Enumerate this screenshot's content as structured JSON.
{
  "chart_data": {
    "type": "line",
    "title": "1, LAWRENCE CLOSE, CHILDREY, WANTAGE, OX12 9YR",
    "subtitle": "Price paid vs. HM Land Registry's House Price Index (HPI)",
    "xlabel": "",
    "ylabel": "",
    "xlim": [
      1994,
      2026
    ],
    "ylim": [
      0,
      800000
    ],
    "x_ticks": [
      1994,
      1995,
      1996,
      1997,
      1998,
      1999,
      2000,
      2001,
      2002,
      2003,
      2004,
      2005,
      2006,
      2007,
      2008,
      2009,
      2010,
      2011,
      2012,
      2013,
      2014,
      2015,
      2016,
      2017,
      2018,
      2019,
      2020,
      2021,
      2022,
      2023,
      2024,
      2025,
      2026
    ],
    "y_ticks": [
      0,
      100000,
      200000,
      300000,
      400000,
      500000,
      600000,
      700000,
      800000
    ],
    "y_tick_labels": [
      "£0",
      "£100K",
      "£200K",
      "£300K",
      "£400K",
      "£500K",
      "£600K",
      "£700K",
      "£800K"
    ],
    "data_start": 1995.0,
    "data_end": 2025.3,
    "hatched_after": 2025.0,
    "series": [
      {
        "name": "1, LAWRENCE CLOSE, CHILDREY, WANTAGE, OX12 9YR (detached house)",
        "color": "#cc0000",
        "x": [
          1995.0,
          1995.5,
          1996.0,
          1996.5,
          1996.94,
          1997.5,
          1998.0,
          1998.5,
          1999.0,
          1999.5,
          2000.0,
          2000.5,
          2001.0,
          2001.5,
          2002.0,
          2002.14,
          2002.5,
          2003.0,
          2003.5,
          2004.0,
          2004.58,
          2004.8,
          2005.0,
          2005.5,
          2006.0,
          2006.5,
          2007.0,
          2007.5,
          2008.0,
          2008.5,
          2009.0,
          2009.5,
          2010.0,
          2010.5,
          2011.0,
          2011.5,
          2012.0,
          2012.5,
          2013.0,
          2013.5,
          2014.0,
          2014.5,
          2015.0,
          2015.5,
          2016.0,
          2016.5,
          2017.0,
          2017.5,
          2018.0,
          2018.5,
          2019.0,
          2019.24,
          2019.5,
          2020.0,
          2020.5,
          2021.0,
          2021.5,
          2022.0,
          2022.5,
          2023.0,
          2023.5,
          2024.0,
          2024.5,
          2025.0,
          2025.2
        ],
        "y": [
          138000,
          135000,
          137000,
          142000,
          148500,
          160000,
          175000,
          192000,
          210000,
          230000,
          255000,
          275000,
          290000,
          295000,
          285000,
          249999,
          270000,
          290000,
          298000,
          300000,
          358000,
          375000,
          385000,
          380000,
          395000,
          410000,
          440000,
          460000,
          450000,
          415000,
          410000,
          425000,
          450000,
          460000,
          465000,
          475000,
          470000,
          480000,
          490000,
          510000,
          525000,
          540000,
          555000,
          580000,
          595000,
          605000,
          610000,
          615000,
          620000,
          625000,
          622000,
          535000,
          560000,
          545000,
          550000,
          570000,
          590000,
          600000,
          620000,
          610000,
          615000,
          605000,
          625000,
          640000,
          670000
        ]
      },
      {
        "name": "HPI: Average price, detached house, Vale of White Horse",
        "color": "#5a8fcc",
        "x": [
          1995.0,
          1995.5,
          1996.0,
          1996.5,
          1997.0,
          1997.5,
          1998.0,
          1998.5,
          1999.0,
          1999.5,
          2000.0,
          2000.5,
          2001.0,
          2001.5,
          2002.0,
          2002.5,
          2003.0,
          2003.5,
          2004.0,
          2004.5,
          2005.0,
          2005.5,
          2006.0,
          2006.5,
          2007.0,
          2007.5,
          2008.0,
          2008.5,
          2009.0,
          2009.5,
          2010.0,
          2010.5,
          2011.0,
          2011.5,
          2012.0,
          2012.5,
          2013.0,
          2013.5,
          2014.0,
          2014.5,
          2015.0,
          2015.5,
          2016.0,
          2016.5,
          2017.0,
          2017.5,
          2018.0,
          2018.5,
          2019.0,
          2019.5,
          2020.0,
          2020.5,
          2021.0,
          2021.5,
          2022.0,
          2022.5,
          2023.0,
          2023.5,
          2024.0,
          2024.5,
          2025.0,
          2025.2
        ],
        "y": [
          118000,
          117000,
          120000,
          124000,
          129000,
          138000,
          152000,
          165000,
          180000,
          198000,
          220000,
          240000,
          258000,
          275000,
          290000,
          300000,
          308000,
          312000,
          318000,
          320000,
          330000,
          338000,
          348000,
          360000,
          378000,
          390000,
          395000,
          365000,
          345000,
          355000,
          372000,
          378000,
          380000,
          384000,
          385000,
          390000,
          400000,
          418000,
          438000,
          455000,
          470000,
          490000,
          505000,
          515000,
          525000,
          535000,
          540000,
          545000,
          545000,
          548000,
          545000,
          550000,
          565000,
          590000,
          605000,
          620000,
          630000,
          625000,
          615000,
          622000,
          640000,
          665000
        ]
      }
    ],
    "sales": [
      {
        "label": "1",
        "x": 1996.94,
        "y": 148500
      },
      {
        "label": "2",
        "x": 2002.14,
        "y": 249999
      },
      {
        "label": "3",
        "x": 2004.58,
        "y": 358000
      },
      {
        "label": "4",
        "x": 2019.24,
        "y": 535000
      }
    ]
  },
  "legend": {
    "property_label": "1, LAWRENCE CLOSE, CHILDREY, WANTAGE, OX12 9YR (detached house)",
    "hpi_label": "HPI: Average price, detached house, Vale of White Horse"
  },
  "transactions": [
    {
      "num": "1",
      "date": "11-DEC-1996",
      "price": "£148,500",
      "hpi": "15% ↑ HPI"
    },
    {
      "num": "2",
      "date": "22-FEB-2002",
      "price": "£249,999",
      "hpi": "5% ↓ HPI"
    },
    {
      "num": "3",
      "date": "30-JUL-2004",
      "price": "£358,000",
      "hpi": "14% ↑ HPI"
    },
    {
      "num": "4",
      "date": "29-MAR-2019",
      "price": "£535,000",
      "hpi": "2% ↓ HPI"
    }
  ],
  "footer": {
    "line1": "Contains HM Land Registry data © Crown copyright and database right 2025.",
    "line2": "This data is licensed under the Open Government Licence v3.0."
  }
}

* Short task *
Output the entries verbatim.

* Result below *
Enumerate this screenshot's content as structured JSON.
{
  "chart_data": {
    "type": "line",
    "title": "1, LAWRENCE CLOSE, CHILDREY, WANTAGE, OX12 9YR",
    "subtitle": "Price paid vs. HM Land Registry's House Price Index (HPI)",
    "xlabel": "",
    "ylabel": "",
    "xlim": [
      1994,
      2026
    ],
    "ylim": [
      0,
      800000
    ],
    "x_ticks": [
      1994,
      1995,
      1996,
      1997,
      1998,
      1999,
      2000,
      2001,
      2002,
      2003,
      2004,
      2005,
      2006,
      2007,
      2008,
      2009,
      2010,
      2011,
      2012,
      2013,
      2014,
      2015,
      2016,
      2017,
      2018,
      2019,
      2020,
      2021,
      2022,
      2023,
      2024,
      2025,
      2026
    ],
    "y_ticks": [
      0,
      100000,
      200000,
      300000,
      400000,
      500000,
      600000,
      700000,
      800000
    ],
    "y_tick_labels": [
      "£0",
      "£100K",
      "£200K",
      "£300K",
      "£400K",
      "£500K",
      "£600K",
      "£700K",
      "£800K"
    ],
    "data_start": 1995.0,
    "data_end": 2025.3,
    "hatched_after": 2025.0,
    "series": [
      {
        "name": "1, LAWRENCE CLOSE, CHILDREY, WANTAGE, OX12 9YR (detached house)",
        "color": "#cc0000",
        "x": [
          1995.0,
          1995.5,
          1996.0,
          1996.5,
          1996.94,
          1997.5,
          1998.0,
          1998.5,
          1999.0,
          1999.5,
          2000.0,
          2000.5,
          2001.0,
          2001.5,
          2002.0,
          2002.14,
          2002.5,
          2003.0,
          2003.5,
          2004.0,
          2004.58,
          2004.8,
          2005.0,
          2005.5,
          2006.0,
          2006.5,
          2007.0,
          2007.5,
          2008.0,
          2008.5,
          2009.0,
          2009.5,
          2010.0,
          2010.5,
          2011.0,
          2011.5,
          2012.0,
          2012.5,
          2013.0,
          2013.5,
          2014.0,
          2014.5,
          2015.0,
          2015.5,
          2016.0,
          2016.5,
          2017.0,
          2017.5,
          2018.0,
          2018.5,
          2019.0,
          2019.24,
          2019.5,
          2020.0,
          2020.5,
          2021.0,
          2021.5,
          2022.0,
          2022.5,
          2023.0,
          2023.5,
          2024.0,
          2024.5,
          2025.0,
          2025.2
        ],
        "y": [
          138000,
          135000,
          137000,
          142000,
          148500,
          160000,
          175000,
          192000,
          210000,
          230000,
          255000,
          275000,
          290000,
          295000,
          285000,
          249999,
          270000,
          290000,
          298000,
          300000,
          358000,
          375000,
          385000,
          380000,
          395000,
          410000,
          440000,
          460000,
          450000,
          415000,
          410000,
          425000,
          450000,
          460000,
          465000,
          475000,
          470000,
          480000,
          490000,
          510000,
          525000,
          540000,
          555000,
          580000,
          595000,
          605000,
          610000,
          615000,
          620000,
          625000,
          622000,
          535000,
          560000,
          545000,
          550000,
          570000,
          590000,
          600000,
          620000,
          610000,
          615000,
          605000,
          625000,
          640000,
          670000
        ]
      },
      {
        "name": "HPI: Average price, detached house, Vale of White Horse",
        "color": "#5a8fcc",
        "x": [
          1995.0,
          1995.5,
          1996.0,
          1996.5,
          1997.0,
          1997.5,
          1998.0,
          1998.5,
          1999.0,
          1999.5,
          2000.0,
          2000.5,
          2001.0,
          2001.5,
          2002.0,
          2002.5,
          2003.0,
          2003.5,
          2004.0,
          2004.5,
          2005.0,
          2005.5,
          2006.0,
          2006.5,
          2007.0,
          2007.5,
          2008.0,
          2008.5,
          2009.0,
          2009.5,
          2010.0,
          2010.5,
          2011.0,
          2011.5,
          2012.0,
          2012.5,
          2013.0,
          2013.5,
          2014.0,
          2014.5,
          2015.0,
          2015.5,
          2016.0,
          2016.5,
          2017.0,
          2017.5,
          2018.0,
          2018.5,
          2019.0,
          2019.5,
          2020.0,
          2020.5,
          2021.0,
          2021.5,
          2022.0,
          2022.5,
          2023.0,
          2023.5,
          2024.0,
          2024.5,
          2025.0,
          2025.2
        ],
        "y": [
          118000,
          117000,
          120000,
          124000,
          129000,
          138000,
          152000,
          165000,
          180000,
          198000,
          220000,
          240000,
          258000,
          275000,
          290000,
          300000,
          308000,
          312000,
          318000,
          320000,
          330000,
          338000,
          348000,
          360000,
          378000,
          390000,
          395000,
          365000,
          345000,
          355000,
          372000,
          378000,
          380000,
          384000,
          385000,
          390000,
          400000,
          418000,
          438000,
          455000,
          470000,
          490000,
          505000,
          515000,
          525000,
          535000,
          540000,
          545000,
          545000,
          548000,
          545000,
          550000,
          565000,
          590000,
          605000,
          620000,
          630000,
          625000,
          615000,
          622000,
          640000,
          665000
        ]
      }
    ],
    "sales": [
      {
        "label": "1",
        "x": 1996.94,
        "y": 148500
      },
      {
        "label": "2",
        "x": 2002.14,
        "y": 249999
      },
      {
        "label": "3",
        "x": 2004.58,
        "y": 358000
      },
      {
        "label": "4",
        "x": 2019.24,
        "y": 535000
      }
    ]
  },
  "legend": {
    "property_label": "1, LAWRENCE CLOSE, CHILDREY, WANTAGE, OX12 9YR (detached house)",
    "hpi_label": "HPI: Average price, detached house, Vale of White Horse"
  },
  "transactions": [
    {
      "num": "1",
      "date": "11-DEC-1996",
      "price": "£148,500",
      "hpi": "15% ↑ HPI"
    },
    {
      "num": "2",
      "date": "22-FEB-2002",
      "price": "£249,999",
      "hpi": "5% ↓ HPI"
    },
    {
      "num": "3",
      "date": "30-JUL-2004",
      "price": "£358,000",
      "hpi": "14% ↑ HPI"
    },
    {
      "num": "4",
      "date": "29-MAR-2019",
      "price": "£535,000",
      "hpi": "2% ↓ HPI"
    }
  ],
  "footer": {
    "line1": "Contains HM Land Registry data © Crown copyright and database right 2025.",
    "line2": "This data is licensed under the Open Government Licence v3.0."
  }
}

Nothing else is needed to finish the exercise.